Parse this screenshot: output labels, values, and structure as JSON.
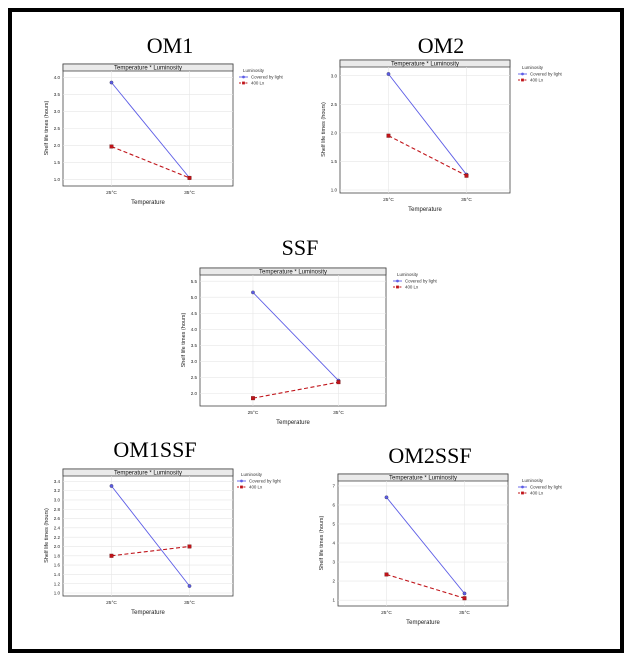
{
  "colors": {
    "covered": "#5c5ce6",
    "lux": "#c0141a",
    "grid": "#e6e6e6"
  },
  "chart_data": [
    {
      "type": "line",
      "panel_title": "OM1",
      "title": "Temperature * Luminosity",
      "xlabel": "Temperature",
      "ylabel": "Shelf life times (hours)",
      "categories": [
        "25°C",
        "35°C"
      ],
      "ylim": [
        0.9,
        4.1
      ],
      "yticks": [
        "1.0",
        "1.5",
        "2.0",
        "2.5",
        "3.0",
        "3.5",
        "4.0"
      ],
      "legend_title": "Luminosity",
      "legend_position": "right",
      "series": [
        {
          "name": "Covered by light",
          "values": [
            3.85,
            1.05
          ]
        },
        {
          "name": "400 Lx",
          "values": [
            1.97,
            1.05
          ]
        }
      ]
    },
    {
      "type": "line",
      "panel_title": "OM2",
      "title": "Temperature * Luminosity",
      "xlabel": "Temperature",
      "ylabel": "Shelf life times (hours)",
      "categories": [
        "25°C",
        "35°C"
      ],
      "ylim": [
        1.0,
        3.1
      ],
      "yticks": [
        "1.0",
        "1.5",
        "2.0",
        "2.5",
        "3.0"
      ],
      "legend_title": "Luminosity",
      "legend_position": "right",
      "series": [
        {
          "name": "Covered by light",
          "values": [
            3.03,
            1.27
          ]
        },
        {
          "name": "400 Lx",
          "values": [
            1.95,
            1.25
          ]
        }
      ]
    },
    {
      "type": "line",
      "panel_title": "SSF",
      "title": "Temperature * Luminosity",
      "xlabel": "Temperature",
      "ylabel": "Shelf life times (hours)",
      "categories": [
        "25°C",
        "35°C"
      ],
      "ylim": [
        1.7,
        5.6
      ],
      "yticks": [
        "2.0",
        "2.5",
        "3.0",
        "3.5",
        "4.0",
        "4.5",
        "5.0",
        "5.5"
      ],
      "legend_title": "Luminosity",
      "legend_position": "right",
      "series": [
        {
          "name": "Covered by light",
          "values": [
            5.15,
            2.4
          ]
        },
        {
          "name": "400 Lx",
          "values": [
            1.85,
            2.35
          ]
        }
      ]
    },
    {
      "type": "line",
      "panel_title": "OM1SSF",
      "title": "Temperature * Luminosity",
      "xlabel": "Temperature",
      "ylabel": "Shelf life times (hours)",
      "categories": [
        "25°C",
        "35°C"
      ],
      "ylim": [
        1.0,
        3.45
      ],
      "yticks": [
        "1.0",
        "1.2",
        "1.4",
        "1.6",
        "1.8",
        "2.0",
        "2.2",
        "2.4",
        "2.6",
        "2.8",
        "3.0",
        "3.2",
        "3.4"
      ],
      "legend_title": "Luminosity",
      "legend_position": "right",
      "series": [
        {
          "name": "Covered by light",
          "values": [
            3.3,
            1.15
          ]
        },
        {
          "name": "400 Lx",
          "values": [
            1.8,
            2.0
          ]
        }
      ]
    },
    {
      "type": "line",
      "panel_title": "OM2SSF",
      "title": "Temperature * Luminosity",
      "xlabel": "Temperature",
      "ylabel": "Shelf life times (hours)",
      "categories": [
        "25°C",
        "35°C"
      ],
      "ylim": [
        0.85,
        7.1
      ],
      "yticks": [
        "1",
        "2",
        "3",
        "4",
        "5",
        "6",
        "7"
      ],
      "legend_title": "Luminosity",
      "legend_position": "right",
      "series": [
        {
          "name": "Covered by light",
          "values": [
            6.4,
            1.35
          ]
        },
        {
          "name": "400 Lx",
          "values": [
            2.35,
            1.1
          ]
        }
      ]
    }
  ]
}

-- -- --

## [EXERCISE]
Reproduce the listing word for word and omit its pictures.

## [THE RESULT]
Parse this screenshot: output labels, values, and structure as JSON.
{
  "colors": {
    "covered": "#5c5ce6",
    "lux": "#c0141a",
    "grid": "#e6e6e6"
  },
  "chart_data": [
    {
      "type": "line",
      "panel_title": "OM1",
      "title": "Temperature * Luminosity",
      "xlabel": "Temperature",
      "ylabel": "Shelf life times (hours)",
      "categories": [
        "25°C",
        "35°C"
      ],
      "ylim": [
        0.9,
        4.1
      ],
      "yticks": [
        "1.0",
        "1.5",
        "2.0",
        "2.5",
        "3.0",
        "3.5",
        "4.0"
      ],
      "legend_title": "Luminosity",
      "legend_position": "right",
      "series": [
        {
          "name": "Covered by light",
          "values": [
            3.85,
            1.05
          ]
        },
        {
          "name": "400 Lx",
          "values": [
            1.97,
            1.05
          ]
        }
      ]
    },
    {
      "type": "line",
      "panel_title": "OM2",
      "title": "Temperature * Luminosity",
      "xlabel": "Temperature",
      "ylabel": "Shelf life times (hours)",
      "categories": [
        "25°C",
        "35°C"
      ],
      "ylim": [
        1.0,
        3.1
      ],
      "yticks": [
        "1.0",
        "1.5",
        "2.0",
        "2.5",
        "3.0"
      ],
      "legend_title": "Luminosity",
      "legend_position": "right",
      "series": [
        {
          "name": "Covered by light",
          "values": [
            3.03,
            1.27
          ]
        },
        {
          "name": "400 Lx",
          "values": [
            1.95,
            1.25
          ]
        }
      ]
    },
    {
      "type": "line",
      "panel_title": "SSF",
      "title": "Temperature * Luminosity",
      "xlabel": "Temperature",
      "ylabel": "Shelf life times (hours)",
      "categories": [
        "25°C",
        "35°C"
      ],
      "ylim": [
        1.7,
        5.6
      ],
      "yticks": [
        "2.0",
        "2.5",
        "3.0",
        "3.5",
        "4.0",
        "4.5",
        "5.0",
        "5.5"
      ],
      "legend_title": "Luminosity",
      "legend_position": "right",
      "series": [
        {
          "name": "Covered by light",
          "values": [
            5.15,
            2.4
          ]
        },
        {
          "name": "400 Lx",
          "values": [
            1.85,
            2.35
          ]
        }
      ]
    },
    {
      "type": "line",
      "panel_title": "OM1SSF",
      "title": "Temperature * Luminosity",
      "xlabel": "Temperature",
      "ylabel": "Shelf life times (hours)",
      "categories": [
        "25°C",
        "35°C"
      ],
      "ylim": [
        1.0,
        3.45
      ],
      "yticks": [
        "1.0",
        "1.2",
        "1.4",
        "1.6",
        "1.8",
        "2.0",
        "2.2",
        "2.4",
        "2.6",
        "2.8",
        "3.0",
        "3.2",
        "3.4"
      ],
      "legend_title": "Luminosity",
      "legend_position": "right",
      "series": [
        {
          "name": "Covered by light",
          "values": [
            3.3,
            1.15
          ]
        },
        {
          "name": "400 Lx",
          "values": [
            1.8,
            2.0
          ]
        }
      ]
    },
    {
      "type": "line",
      "panel_title": "OM2SSF",
      "title": "Temperature * Luminosity",
      "xlabel": "Temperature",
      "ylabel": "Shelf life times (hours)",
      "categories": [
        "25°C",
        "35°C"
      ],
      "ylim": [
        0.85,
        7.1
      ],
      "yticks": [
        "1",
        "2",
        "3",
        "4",
        "5",
        "6",
        "7"
      ],
      "legend_title": "Luminosity",
      "legend_position": "right",
      "series": [
        {
          "name": "Covered by light",
          "values": [
            6.4,
            1.35
          ]
        },
        {
          "name": "400 Lx",
          "values": [
            2.35,
            1.1
          ]
        }
      ]
    }
  ]
}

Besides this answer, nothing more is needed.